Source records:
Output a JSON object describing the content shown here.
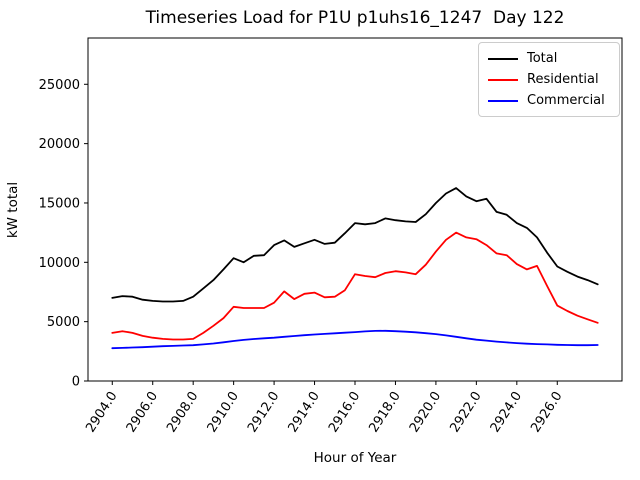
{
  "chart_data": {
    "type": "line",
    "title": "Timeseries Load for P1U p1uhs16_1247  Day 122",
    "xlabel": "Hour of Year",
    "ylabel": "kW total",
    "xlim": [
      2902.8,
      2929.2
    ],
    "ylim": [
      0,
      28900
    ],
    "grid": false,
    "legend": {
      "position": "upper right",
      "entries": [
        "Total",
        "Residential",
        "Commercial"
      ]
    },
    "x_ticks": [
      2904,
      2906,
      2908,
      2910,
      2912,
      2914,
      2916,
      2918,
      2920,
      2922,
      2924,
      2926
    ],
    "x_tick_labels": [
      "2904.0",
      "2906.0",
      "2908.0",
      "2910.0",
      "2912.0",
      "2914.0",
      "2916.0",
      "2918.0",
      "2920.0",
      "2922.0",
      "2924.0",
      "2926.0"
    ],
    "y_ticks": [
      0,
      5000,
      10000,
      15000,
      20000,
      25000
    ],
    "y_tick_labels": [
      "0",
      "5000",
      "10000",
      "15000",
      "20000",
      "25000"
    ],
    "x": [
      2904,
      2904.5,
      2905,
      2905.5,
      2906,
      2906.5,
      2907,
      2907.5,
      2908,
      2908.5,
      2909,
      2909.5,
      2910,
      2910.5,
      2911,
      2911.5,
      2912,
      2912.5,
      2913,
      2913.5,
      2914,
      2914.5,
      2915,
      2915.5,
      2916,
      2916.5,
      2917,
      2917.5,
      2918,
      2918.5,
      2919,
      2919.5,
      2920,
      2920.5,
      2921,
      2921.5,
      2922,
      2922.5,
      2923,
      2923.5,
      2924,
      2924.5,
      2925,
      2925.5,
      2926,
      2926.5,
      2927,
      2927.5,
      2928
    ],
    "series": [
      {
        "name": "Total",
        "color": "#000000",
        "values": [
          7000,
          7150,
          7100,
          6850,
          6750,
          6700,
          6700,
          6750,
          7100,
          7800,
          8500,
          9400,
          10350,
          10000,
          10550,
          10600,
          11450,
          11850,
          11300,
          11600,
          11900,
          11550,
          11650,
          12450,
          13300,
          13200,
          13300,
          13700,
          13550,
          13450,
          13400,
          14050,
          15000,
          15800,
          16250,
          15550,
          15150,
          15350,
          14250,
          14000,
          13300,
          12900,
          12100,
          10800,
          9650,
          9200,
          8800,
          8500,
          8150
        ]
      },
      {
        "name": "Residential",
        "color": "#ff0000",
        "values": [
          4050,
          4200,
          4050,
          3800,
          3650,
          3550,
          3500,
          3500,
          3550,
          4050,
          4650,
          5300,
          6250,
          6150,
          6150,
          6150,
          6600,
          7550,
          6900,
          7350,
          7450,
          7050,
          7100,
          7650,
          9000,
          8850,
          8750,
          9100,
          9250,
          9150,
          9000,
          9800,
          10900,
          11900,
          12500,
          12100,
          11950,
          11450,
          10750,
          10600,
          9850,
          9400,
          9700,
          8000,
          6350,
          5900,
          5500,
          5200,
          4900
        ]
      },
      {
        "name": "Commercial",
        "color": "#0000ff",
        "values": [
          2760,
          2790,
          2820,
          2850,
          2890,
          2930,
          2960,
          2990,
          3020,
          3080,
          3160,
          3260,
          3370,
          3460,
          3540,
          3600,
          3650,
          3720,
          3790,
          3860,
          3920,
          3970,
          4020,
          4070,
          4120,
          4180,
          4220,
          4230,
          4200,
          4150,
          4100,
          4030,
          3950,
          3840,
          3720,
          3600,
          3480,
          3400,
          3320,
          3250,
          3190,
          3140,
          3110,
          3080,
          3050,
          3030,
          3020,
          3020,
          3030
        ]
      }
    ]
  }
}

> [EXERCISE GOAL]:
Using the records above, gather all lines where the string "color" is present.

> [OUTPUT OF THE TASK]:
        "color": "#000000",
        "color": "#ff0000",
        "color": "#0000ff",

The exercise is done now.